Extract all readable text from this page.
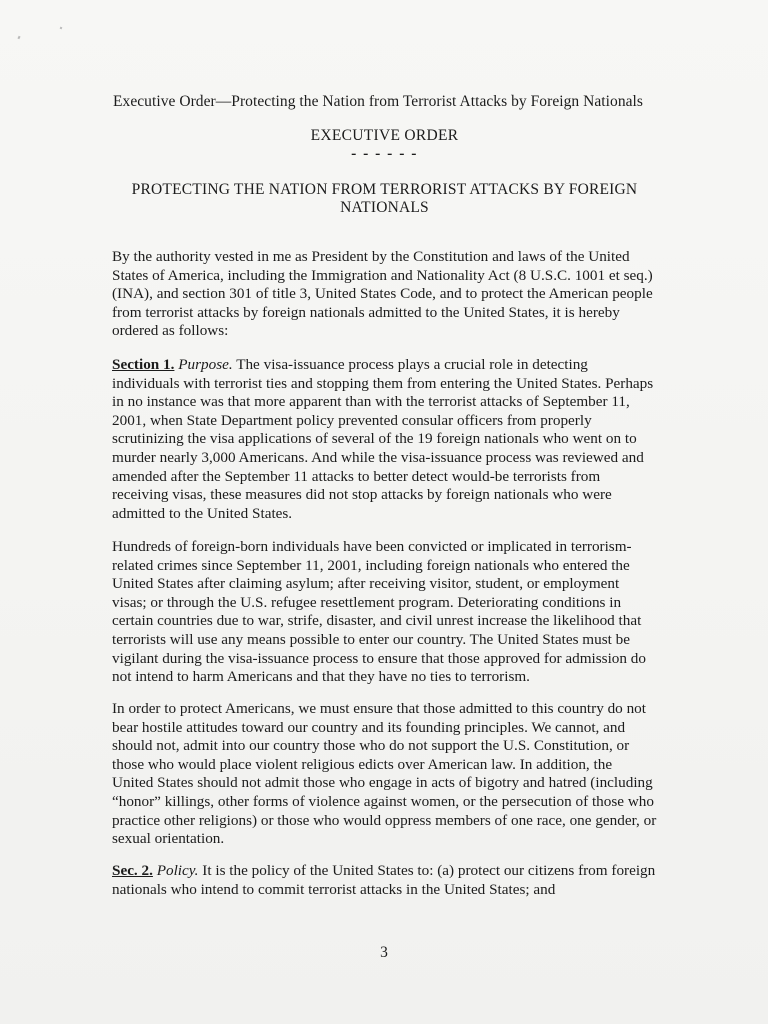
Executive Order—Protecting the Nation from Terrorist Attacks by Foreign Nationals
EXECUTIVE ORDER
- - - - - -
PROTECTING THE NATION FROM TERRORIST ATTACKS BY FOREIGN NATIONALS

By the authority vested in me as President by the Constitution and laws of the United States of America, including the Immigration and Nationality Act (8 U.S.C. 1001 et seq.) (INA), and section 301 of title 3, United States Code, and to protect the American people from terrorist attacks by foreign nationals admitted to the United States, it is hereby ordered as follows:

Section 1. Purpose. The visa-issuance process plays a crucial role in detecting individuals with terrorist ties and stopping them from entering the United States. Perhaps in no instance was that more apparent than with the terrorist attacks of September 11, 2001, when State Department policy prevented consular officers from properly scrutinizing the visa applications of several of the 19 foreign nationals who went on to murder nearly 3,000 Americans. And while the visa-issuance process was reviewed and amended after the September 11 attacks to better detect would-be terrorists from receiving visas, these measures did not stop attacks by foreign nationals who were admitted to the United States.

Hundreds of foreign-born individuals have been convicted or implicated in terrorism-related crimes since September 11, 2001, including foreign nationals who entered the United States after claiming asylum; after receiving visitor, student, or employment visas; or through the U.S. refugee resettlement program. Deteriorating conditions in certain countries due to war, strife, disaster, and civil unrest increase the likelihood that terrorists will use any means possible to enter our country. The United States must be vigilant during the visa-issuance process to ensure that those approved for admission do not intend to harm Americans and that they have no ties to terrorism.

In order to protect Americans, we must ensure that those admitted to this country do not bear hostile attitudes toward our country and its founding principles. We cannot, and should not, admit into our country those who do not support the U.S. Constitution, or those who would place violent religious edicts over American law. In addition, the United States should not admit those who engage in acts of bigotry and hatred (including “honor” killings, other forms of violence against women, or the persecution of those who practice other religions) or those who would oppress members of one race, one gender, or sexual orientation.

Sec. 2. Policy. It is the policy of the United States to: (a) protect our citizens from foreign nationals who intend to commit terrorist attacks in the United States; and

3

================

Restate the records above in full, word for word. Keep pictures out.

Extract all readable text from this page.
Executive Order—Protecting the Nation from Terrorist Attacks by Foreign Nationals
EXECUTIVE ORDER
- - - - - -
PROTECTING THE NATION FROM TERRORIST ATTACKS BY FOREIGN NATIONALS

By the authority vested in me as President by the Constitution and laws of the United States of America, including the Immigration and Nationality Act (8 U.S.C. 1001 et seq.) (INA), and section 301 of title 3, United States Code, and to protect the American people from terrorist attacks by foreign nationals admitted to the United States, it is hereby ordered as follows:

Section 1. Purpose. The visa-issuance process plays a crucial role in detecting individuals with terrorist ties and stopping them from entering the United States. Perhaps in no instance was that more apparent than with the terrorist attacks of September 11, 2001, when State Department policy prevented consular officers from properly scrutinizing the visa applications of several of the 19 foreign nationals who went on to murder nearly 3,000 Americans. And while the visa-issuance process was reviewed and amended after the September 11 attacks to better detect would-be terrorists from receiving visas, these measures did not stop attacks by foreign nationals who were admitted to the United States.

Hundreds of foreign-born individuals have been convicted or implicated in terrorism-related crimes since September 11, 2001, including foreign nationals who entered the United States after claiming asylum; after receiving visitor, student, or employment visas; or through the U.S. refugee resettlement program. Deteriorating conditions in certain countries due to war, strife, disaster, and civil unrest increase the likelihood that terrorists will use any means possible to enter our country. The United States must be vigilant during the visa-issuance process to ensure that those approved for admission do not intend to harm Americans and that they have no ties to terrorism.

In order to protect Americans, we must ensure that those admitted to this country do not bear hostile attitudes toward our country and its founding principles. We cannot, and should not, admit into our country those who do not support the U.S. Constitution, or those who would place violent religious edicts over American law. In addition, the United States should not admit those who engage in acts of bigotry and hatred (including “honor” killings, other forms of violence against women, or the persecution of those who practice other religions) or those who would oppress members of one race, one gender, or sexual orientation.

Sec. 2. Policy. It is the policy of the United States to: (a) protect our citizens from foreign nationals who intend to commit terrorist attacks in the United States; and

3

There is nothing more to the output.